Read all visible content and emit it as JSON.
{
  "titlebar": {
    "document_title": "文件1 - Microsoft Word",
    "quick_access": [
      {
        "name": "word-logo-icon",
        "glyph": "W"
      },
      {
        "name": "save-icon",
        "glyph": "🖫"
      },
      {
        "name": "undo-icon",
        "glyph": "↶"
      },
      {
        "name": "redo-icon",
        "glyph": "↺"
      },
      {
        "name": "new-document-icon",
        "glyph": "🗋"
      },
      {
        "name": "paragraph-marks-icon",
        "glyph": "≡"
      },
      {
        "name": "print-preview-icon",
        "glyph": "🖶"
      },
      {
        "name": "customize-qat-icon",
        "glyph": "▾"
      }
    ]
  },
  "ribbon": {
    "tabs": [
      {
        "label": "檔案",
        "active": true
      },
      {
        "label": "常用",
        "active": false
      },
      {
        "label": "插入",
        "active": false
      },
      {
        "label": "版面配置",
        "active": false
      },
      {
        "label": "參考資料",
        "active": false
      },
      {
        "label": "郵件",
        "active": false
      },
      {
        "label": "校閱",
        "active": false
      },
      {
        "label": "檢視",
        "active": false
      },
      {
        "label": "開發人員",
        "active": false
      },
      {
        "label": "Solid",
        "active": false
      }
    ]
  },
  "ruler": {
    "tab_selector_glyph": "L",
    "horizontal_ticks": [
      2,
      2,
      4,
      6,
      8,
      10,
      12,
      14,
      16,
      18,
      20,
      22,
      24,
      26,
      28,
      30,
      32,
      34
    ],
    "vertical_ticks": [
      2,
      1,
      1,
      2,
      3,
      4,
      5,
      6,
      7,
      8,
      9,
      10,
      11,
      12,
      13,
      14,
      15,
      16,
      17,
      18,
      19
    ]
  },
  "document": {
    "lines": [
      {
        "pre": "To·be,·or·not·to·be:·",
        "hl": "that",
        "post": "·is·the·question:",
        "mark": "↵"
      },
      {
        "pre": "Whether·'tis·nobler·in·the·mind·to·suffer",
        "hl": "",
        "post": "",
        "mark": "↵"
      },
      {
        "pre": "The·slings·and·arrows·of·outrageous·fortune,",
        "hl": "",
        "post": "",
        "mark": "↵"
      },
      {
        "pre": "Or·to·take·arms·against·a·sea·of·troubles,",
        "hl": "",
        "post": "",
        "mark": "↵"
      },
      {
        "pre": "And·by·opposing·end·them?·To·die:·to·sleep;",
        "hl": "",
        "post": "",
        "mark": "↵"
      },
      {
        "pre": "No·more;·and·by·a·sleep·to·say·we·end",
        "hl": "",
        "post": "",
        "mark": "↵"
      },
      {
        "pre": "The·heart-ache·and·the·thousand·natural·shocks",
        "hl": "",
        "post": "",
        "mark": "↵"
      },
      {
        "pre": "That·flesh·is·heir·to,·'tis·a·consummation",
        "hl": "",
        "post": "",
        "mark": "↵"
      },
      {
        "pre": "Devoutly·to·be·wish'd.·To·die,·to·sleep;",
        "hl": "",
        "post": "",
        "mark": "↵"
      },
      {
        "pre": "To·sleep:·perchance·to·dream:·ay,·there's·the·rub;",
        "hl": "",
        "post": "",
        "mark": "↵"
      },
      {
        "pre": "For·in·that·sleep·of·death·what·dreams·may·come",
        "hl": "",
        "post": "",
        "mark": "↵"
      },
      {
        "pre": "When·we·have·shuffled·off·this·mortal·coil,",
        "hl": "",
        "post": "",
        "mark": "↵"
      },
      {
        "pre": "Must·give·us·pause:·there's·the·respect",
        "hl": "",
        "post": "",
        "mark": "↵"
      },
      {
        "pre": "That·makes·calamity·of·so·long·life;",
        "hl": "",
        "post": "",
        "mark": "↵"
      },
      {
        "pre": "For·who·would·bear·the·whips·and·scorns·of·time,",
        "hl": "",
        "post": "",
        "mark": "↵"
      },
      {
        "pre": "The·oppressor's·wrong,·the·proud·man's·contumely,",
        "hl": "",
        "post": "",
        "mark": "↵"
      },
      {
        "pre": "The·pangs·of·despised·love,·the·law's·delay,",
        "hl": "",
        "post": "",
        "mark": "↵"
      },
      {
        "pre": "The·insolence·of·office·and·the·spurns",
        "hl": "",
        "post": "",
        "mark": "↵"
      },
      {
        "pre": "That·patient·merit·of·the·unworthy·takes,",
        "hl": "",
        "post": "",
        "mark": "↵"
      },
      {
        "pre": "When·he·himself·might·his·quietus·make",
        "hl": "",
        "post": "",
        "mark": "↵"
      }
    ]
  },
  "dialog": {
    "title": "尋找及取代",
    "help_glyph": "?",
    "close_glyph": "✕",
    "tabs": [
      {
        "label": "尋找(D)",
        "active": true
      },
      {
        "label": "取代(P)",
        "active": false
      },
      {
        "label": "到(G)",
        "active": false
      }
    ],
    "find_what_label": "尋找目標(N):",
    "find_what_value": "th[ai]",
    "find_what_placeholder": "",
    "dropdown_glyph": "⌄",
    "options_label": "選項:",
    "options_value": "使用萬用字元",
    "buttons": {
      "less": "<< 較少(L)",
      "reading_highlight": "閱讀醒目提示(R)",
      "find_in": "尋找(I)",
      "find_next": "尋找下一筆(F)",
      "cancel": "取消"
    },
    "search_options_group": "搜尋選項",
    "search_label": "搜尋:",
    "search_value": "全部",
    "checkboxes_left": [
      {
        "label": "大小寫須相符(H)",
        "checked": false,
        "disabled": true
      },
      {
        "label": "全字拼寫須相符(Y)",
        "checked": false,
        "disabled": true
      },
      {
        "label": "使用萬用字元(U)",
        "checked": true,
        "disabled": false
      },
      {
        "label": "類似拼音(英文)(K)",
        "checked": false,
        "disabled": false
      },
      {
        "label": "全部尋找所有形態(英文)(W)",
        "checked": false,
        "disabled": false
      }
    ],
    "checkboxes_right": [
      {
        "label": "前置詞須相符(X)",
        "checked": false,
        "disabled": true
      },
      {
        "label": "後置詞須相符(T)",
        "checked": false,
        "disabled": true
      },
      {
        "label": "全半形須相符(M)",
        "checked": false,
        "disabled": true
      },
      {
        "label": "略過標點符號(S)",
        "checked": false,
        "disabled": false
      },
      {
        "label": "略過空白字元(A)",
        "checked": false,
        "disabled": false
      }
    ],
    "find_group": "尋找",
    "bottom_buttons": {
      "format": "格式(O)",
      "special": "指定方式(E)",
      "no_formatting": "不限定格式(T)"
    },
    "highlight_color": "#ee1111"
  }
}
◇ ◇ ◇
— Exercise —
Set every line of the listing down word for word.

— Written reply —
Read all visible content and emit it as JSON.
{
  "titlebar": {
    "document_title": "文件1 - Microsoft Word",
    "quick_access": [
      {
        "name": "word-logo-icon",
        "glyph": "W"
      },
      {
        "name": "save-icon",
        "glyph": "🖫"
      },
      {
        "name": "undo-icon",
        "glyph": "↶"
      },
      {
        "name": "redo-icon",
        "glyph": "↺"
      },
      {
        "name": "new-document-icon",
        "glyph": "🗋"
      },
      {
        "name": "paragraph-marks-icon",
        "glyph": "≡"
      },
      {
        "name": "print-preview-icon",
        "glyph": "🖶"
      },
      {
        "name": "customize-qat-icon",
        "glyph": "▾"
      }
    ]
  },
  "ribbon": {
    "tabs": [
      {
        "label": "檔案",
        "active": true
      },
      {
        "label": "常用",
        "active": false
      },
      {
        "label": "插入",
        "active": false
      },
      {
        "label": "版面配置",
        "active": false
      },
      {
        "label": "參考資料",
        "active": false
      },
      {
        "label": "郵件",
        "active": false
      },
      {
        "label": "校閱",
        "active": false
      },
      {
        "label": "檢視",
        "active": false
      },
      {
        "label": "開發人員",
        "active": false
      },
      {
        "label": "Solid",
        "active": false
      }
    ]
  },
  "ruler": {
    "tab_selector_glyph": "L",
    "horizontal_ticks": [
      2,
      2,
      4,
      6,
      8,
      10,
      12,
      14,
      16,
      18,
      20,
      22,
      24,
      26,
      28,
      30,
      32,
      34
    ],
    "vertical_ticks": [
      2,
      1,
      1,
      2,
      3,
      4,
      5,
      6,
      7,
      8,
      9,
      10,
      11,
      12,
      13,
      14,
      15,
      16,
      17,
      18,
      19
    ]
  },
  "document": {
    "lines": [
      {
        "pre": "To·be,·or·not·to·be:·",
        "hl": "that",
        "post": "·is·the·question:",
        "mark": "↵"
      },
      {
        "pre": "Whether·'tis·nobler·in·the·mind·to·suffer",
        "hl": "",
        "post": "",
        "mark": "↵"
      },
      {
        "pre": "The·slings·and·arrows·of·outrageous·fortune,",
        "hl": "",
        "post": "",
        "mark": "↵"
      },
      {
        "pre": "Or·to·take·arms·against·a·sea·of·troubles,",
        "hl": "",
        "post": "",
        "mark": "↵"
      },
      {
        "pre": "And·by·opposing·end·them?·To·die:·to·sleep;",
        "hl": "",
        "post": "",
        "mark": "↵"
      },
      {
        "pre": "No·more;·and·by·a·sleep·to·say·we·end",
        "hl": "",
        "post": "",
        "mark": "↵"
      },
      {
        "pre": "The·heart-ache·and·the·thousand·natural·shocks",
        "hl": "",
        "post": "",
        "mark": "↵"
      },
      {
        "pre": "That·flesh·is·heir·to,·'tis·a·consummation",
        "hl": "",
        "post": "",
        "mark": "↵"
      },
      {
        "pre": "Devoutly·to·be·wish'd.·To·die,·to·sleep;",
        "hl": "",
        "post": "",
        "mark": "↵"
      },
      {
        "pre": "To·sleep:·perchance·to·dream:·ay,·there's·the·rub;",
        "hl": "",
        "post": "",
        "mark": "↵"
      },
      {
        "pre": "For·in·that·sleep·of·death·what·dreams·may·come",
        "hl": "",
        "post": "",
        "mark": "↵"
      },
      {
        "pre": "When·we·have·shuffled·off·this·mortal·coil,",
        "hl": "",
        "post": "",
        "mark": "↵"
      },
      {
        "pre": "Must·give·us·pause:·there's·the·respect",
        "hl": "",
        "post": "",
        "mark": "↵"
      },
      {
        "pre": "That·makes·calamity·of·so·long·life;",
        "hl": "",
        "post": "",
        "mark": "↵"
      },
      {
        "pre": "For·who·would·bear·the·whips·and·scorns·of·time,",
        "hl": "",
        "post": "",
        "mark": "↵"
      },
      {
        "pre": "The·oppressor's·wrong,·the·proud·man's·contumely,",
        "hl": "",
        "post": "",
        "mark": "↵"
      },
      {
        "pre": "The·pangs·of·despised·love,·the·law's·delay,",
        "hl": "",
        "post": "",
        "mark": "↵"
      },
      {
        "pre": "The·insolence·of·office·and·the·spurns",
        "hl": "",
        "post": "",
        "mark": "↵"
      },
      {
        "pre": "That·patient·merit·of·the·unworthy·takes,",
        "hl": "",
        "post": "",
        "mark": "↵"
      },
      {
        "pre": "When·he·himself·might·his·quietus·make",
        "hl": "",
        "post": "",
        "mark": "↵"
      }
    ]
  },
  "dialog": {
    "title": "尋找及取代",
    "help_glyph": "?",
    "close_glyph": "✕",
    "tabs": [
      {
        "label": "尋找(D)",
        "active": true
      },
      {
        "label": "取代(P)",
        "active": false
      },
      {
        "label": "到(G)",
        "active": false
      }
    ],
    "find_what_label": "尋找目標(N):",
    "find_what_value": "th[ai]",
    "find_what_placeholder": "",
    "dropdown_glyph": "⌄",
    "options_label": "選項:",
    "options_value": "使用萬用字元",
    "buttons": {
      "less": "<< 較少(L)",
      "reading_highlight": "閱讀醒目提示(R)",
      "find_in": "尋找(I)",
      "find_next": "尋找下一筆(F)",
      "cancel": "取消"
    },
    "search_options_group": "搜尋選項",
    "search_label": "搜尋:",
    "search_value": "全部",
    "checkboxes_left": [
      {
        "label": "大小寫須相符(H)",
        "checked": false,
        "disabled": true
      },
      {
        "label": "全字拼寫須相符(Y)",
        "checked": false,
        "disabled": true
      },
      {
        "label": "使用萬用字元(U)",
        "checked": true,
        "disabled": false
      },
      {
        "label": "類似拼音(英文)(K)",
        "checked": false,
        "disabled": false
      },
      {
        "label": "全部尋找所有形態(英文)(W)",
        "checked": false,
        "disabled": false
      }
    ],
    "checkboxes_right": [
      {
        "label": "前置詞須相符(X)",
        "checked": false,
        "disabled": true
      },
      {
        "label": "後置詞須相符(T)",
        "checked": false,
        "disabled": true
      },
      {
        "label": "全半形須相符(M)",
        "checked": false,
        "disabled": true
      },
      {
        "label": "略過標點符號(S)",
        "checked": false,
        "disabled": false
      },
      {
        "label": "略過空白字元(A)",
        "checked": false,
        "disabled": false
      }
    ],
    "find_group": "尋找",
    "bottom_buttons": {
      "format": "格式(O)",
      "special": "指定方式(E)",
      "no_formatting": "不限定格式(T)"
    },
    "highlight_color": "#ee1111"
  }
}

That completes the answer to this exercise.